Problem -> Output all the data exactly. Pictures do not belong in the copy.

(Dataset entries on figures)
_ _ _ _ _

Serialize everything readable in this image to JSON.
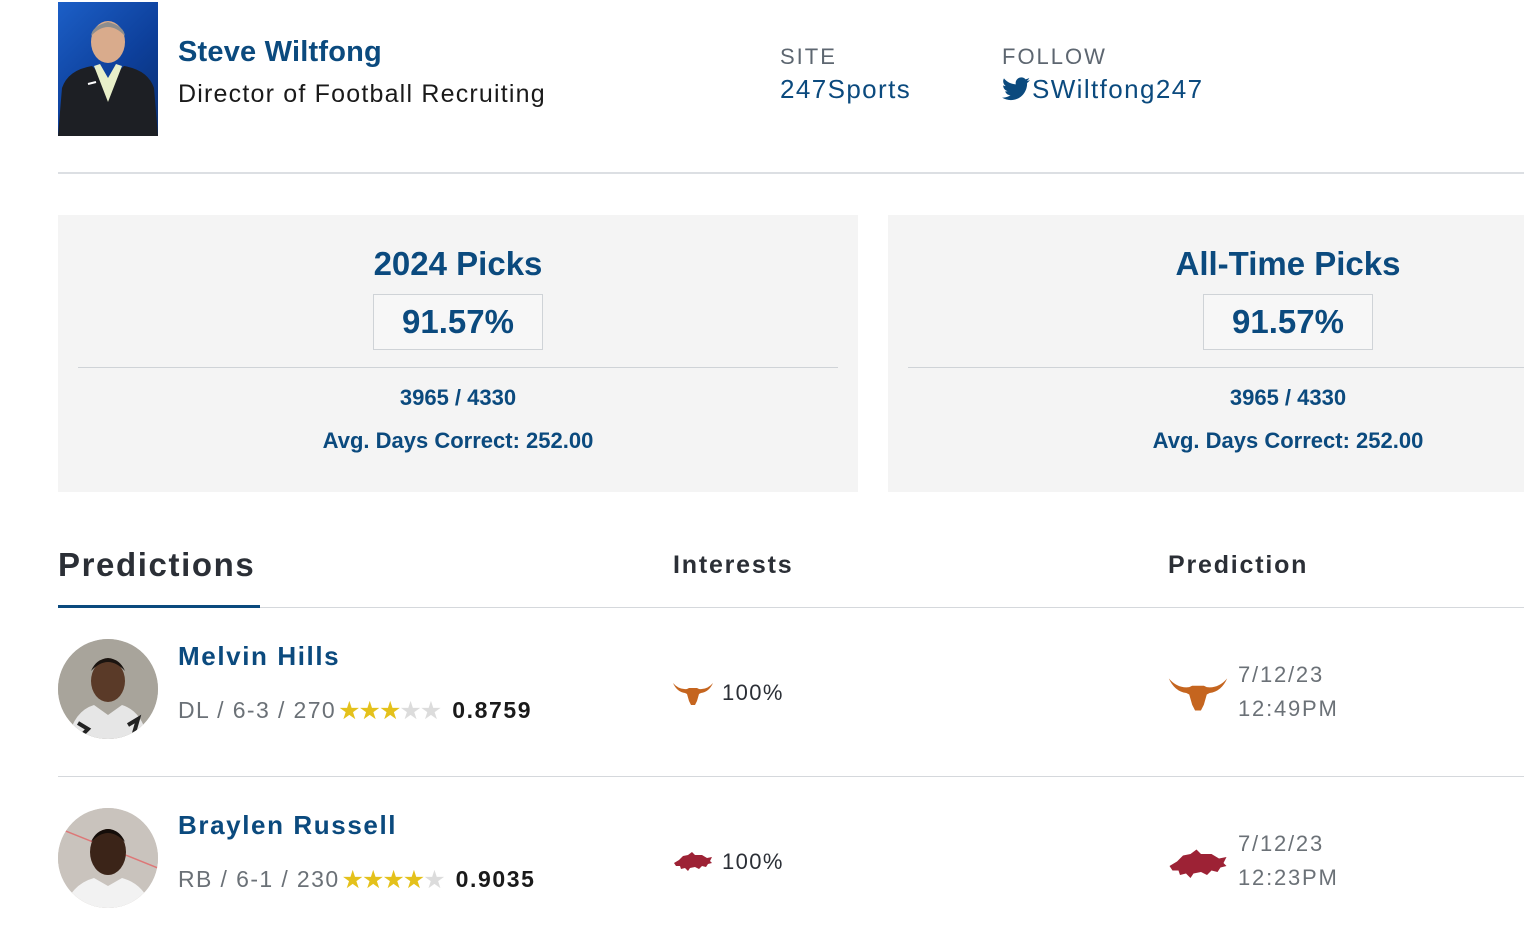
{
  "expert": {
    "name": "Steve Wiltfong",
    "title": "Director of Football Recruiting",
    "site_label": "SITE",
    "site_value": "247Sports",
    "follow_label": "FOLLOW",
    "follow_handle": "SWiltfong247"
  },
  "stats": [
    {
      "title": "2024 Picks",
      "percentage": "91.57%",
      "ratio": "3965 / 4330",
      "avg_days": "Avg. Days Correct: 252.00"
    },
    {
      "title": "All-Time Picks",
      "percentage": "91.57%",
      "ratio": "3965 / 4330",
      "avg_days": "Avg. Days Correct: 252.00"
    }
  ],
  "predictions": {
    "tab_label": "Predictions",
    "col_interests": "Interests",
    "col_prediction": "Prediction",
    "rows": [
      {
        "name": "Melvin Hills",
        "meta": "DL / 6-3 / 270",
        "stars": 3,
        "rating": "0.8759",
        "interest_pct": "100%",
        "team_icon": "texas-longhorns-logo-icon",
        "date": "7/12/23",
        "time": "12:49PM"
      },
      {
        "name": "Braylen Russell",
        "meta": "RB / 6-1 / 230",
        "stars": 4,
        "rating": "0.9035",
        "interest_pct": "100%",
        "team_icon": "arkansas-razorbacks-logo-icon",
        "date": "7/12/23",
        "time": "12:23PM"
      }
    ]
  },
  "colors": {
    "brand_blue": "#0b4a7e",
    "star_gold": "#e4c11b",
    "texas_orange": "#c5651f",
    "arkansas_red": "#9d2235"
  }
}
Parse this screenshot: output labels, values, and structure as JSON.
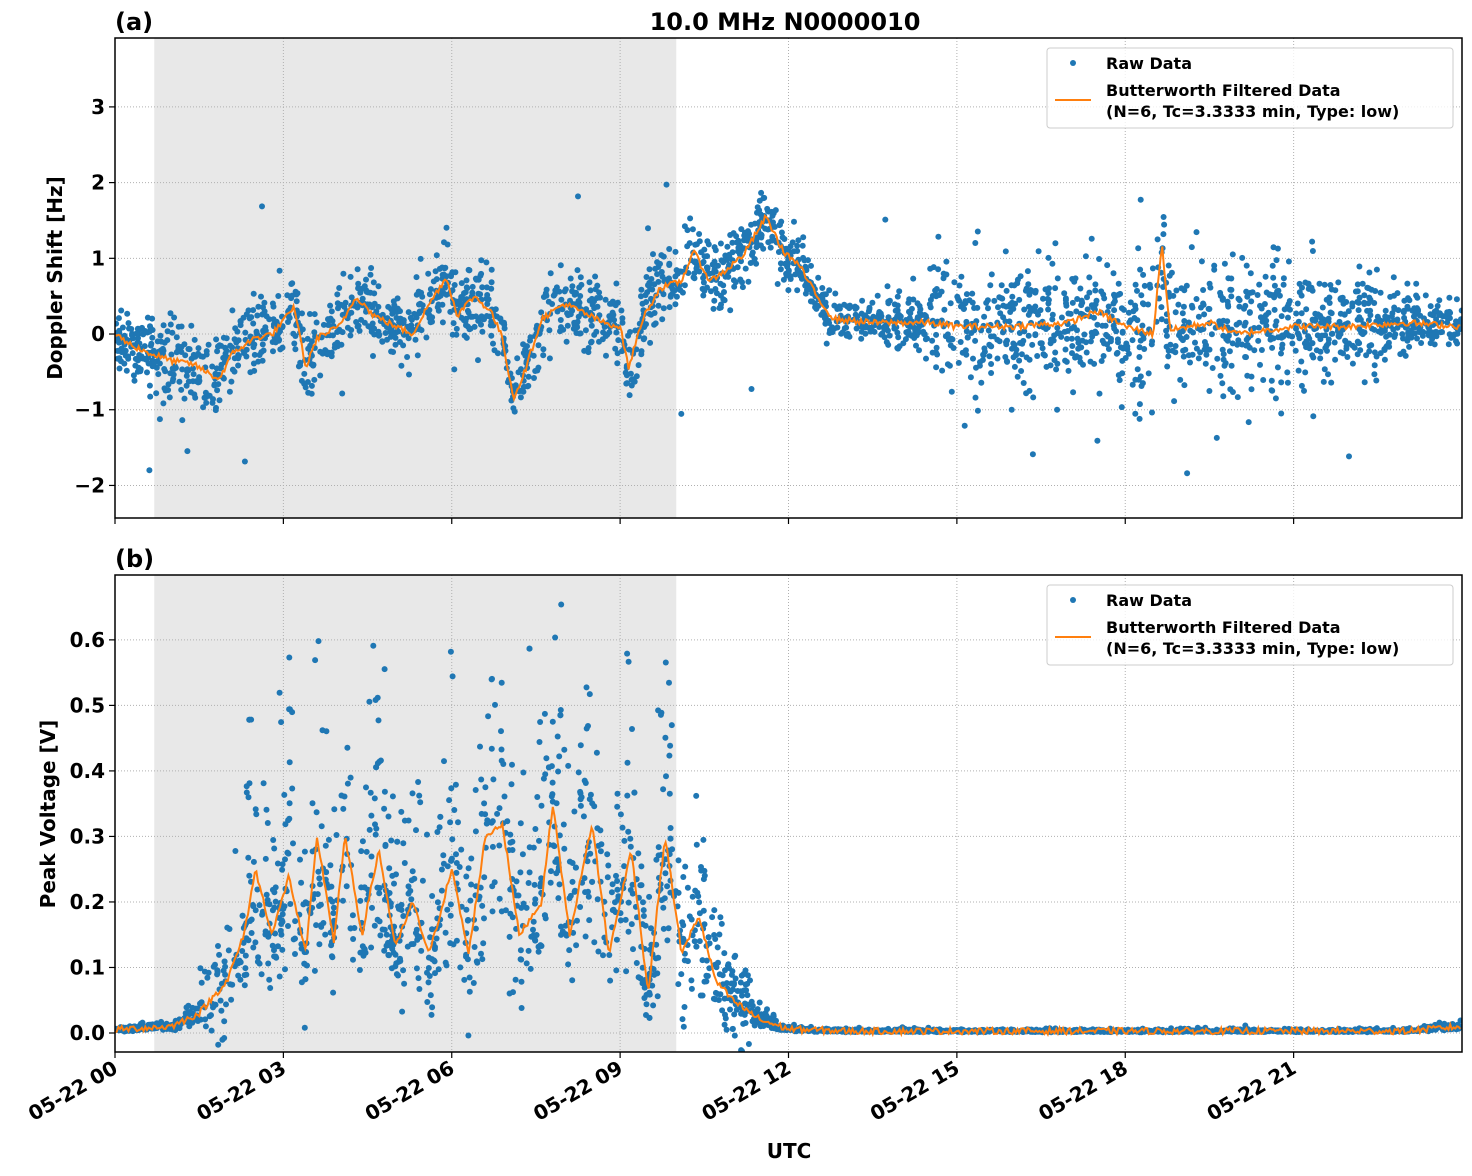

_ _ _ _ _

Solution to the problem ->
Serialize everything readable in this image to JSON.
{
  "expert": {
    "name": "Steve Wiltfong",
    "title": "Director of Football Recruiting",
    "site_label": "SITE",
    "site_value": "247Sports",
    "follow_label": "FOLLOW",
    "follow_handle": "SWiltfong247"
  },
  "stats": [
    {
      "title": "2024 Picks",
      "percentage": "91.57%",
      "ratio": "3965 / 4330",
      "avg_days": "Avg. Days Correct: 252.00"
    },
    {
      "title": "All-Time Picks",
      "percentage": "91.57%",
      "ratio": "3965 / 4330",
      "avg_days": "Avg. Days Correct: 252.00"
    }
  ],
  "predictions": {
    "tab_label": "Predictions",
    "col_interests": "Interests",
    "col_prediction": "Prediction",
    "rows": [
      {
        "name": "Melvin Hills",
        "meta": "DL / 6-3 / 270",
        "stars": 3,
        "rating": "0.8759",
        "interest_pct": "100%",
        "team_icon": "texas-longhorns-logo-icon",
        "date": "7/12/23",
        "time": "12:49PM"
      },
      {
        "name": "Braylen Russell",
        "meta": "RB / 6-1 / 230",
        "stars": 4,
        "rating": "0.9035",
        "interest_pct": "100%",
        "team_icon": "arkansas-razorbacks-logo-icon",
        "date": "7/12/23",
        "time": "12:23PM"
      }
    ]
  },
  "colors": {
    "brand_blue": "#0b4a7e",
    "star_gold": "#e4c11b",
    "texas_orange": "#c5651f",
    "arkansas_red": "#9d2235"
  }
}
Parse this screenshot: output labels, values, and structure as JSON.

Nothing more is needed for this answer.